• **Extracted material**:

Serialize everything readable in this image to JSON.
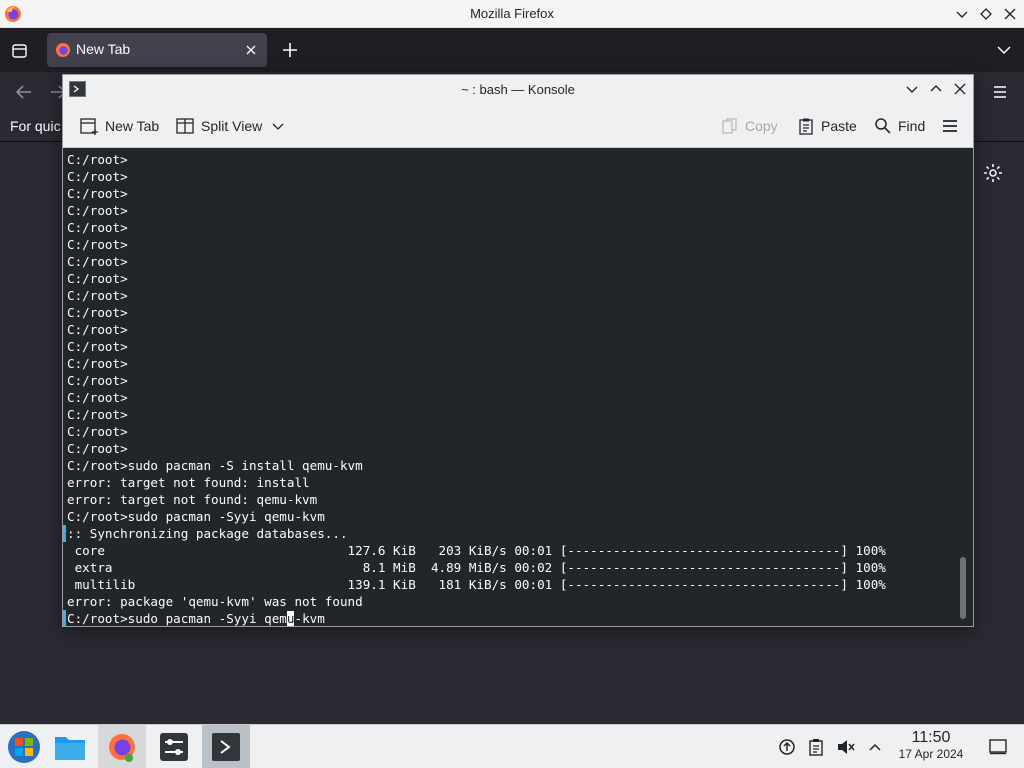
{
  "firefox": {
    "window_title": "Mozilla Firefox",
    "tab_label": "New Tab",
    "bookmarks_hint": "For quic"
  },
  "konsole": {
    "window_title": "~ : bash — Konsole",
    "toolbar": {
      "new_tab": "New Tab",
      "split_view": "Split View",
      "copy": "Copy",
      "paste": "Paste",
      "find": "Find"
    },
    "lines": [
      "C:/root>",
      "C:/root>",
      "C:/root>",
      "C:/root>",
      "C:/root>",
      "C:/root>",
      "C:/root>",
      "C:/root>",
      "C:/root>",
      "C:/root>",
      "C:/root>",
      "C:/root>",
      "C:/root>",
      "C:/root>",
      "C:/root>",
      "C:/root>",
      "C:/root>",
      "C:/root>",
      "C:/root>sudo pacman -S install qemu-kvm",
      "error: target not found: install",
      "error: target not found: qemu-kvm",
      "C:/root>sudo pacman -Syyi qemu-kvm",
      ":: Synchronizing package databases...",
      " core                                127.6 KiB   203 KiB/s 00:01 [------------------------------------] 100%",
      " extra                                 8.1 MiB  4.89 MiB/s 00:02 [------------------------------------] 100%",
      " multilib                            139.1 KiB   181 KiB/s 00:01 [------------------------------------] 100%",
      "error: package 'qemu-kvm' was not found"
    ],
    "prompt_line": {
      "before_cursor": "C:/root>sudo pacman -Syyi qem",
      "cursor_char": "u",
      "after_cursor": "-kvm"
    }
  },
  "taskbar": {
    "time": "11:50",
    "date": "17 Apr 2024"
  },
  "colors": {
    "terminal_bg": "#232629",
    "terminal_fg": "#fcfcfc",
    "accent": "#3daee9",
    "firefox_dark": "#2b2a33"
  }
}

• **What is expected**: Pull out each line holding the string "target".

• **Complete output**:
      "error: target not found: install",
      "error: target not found: qemu-kvm",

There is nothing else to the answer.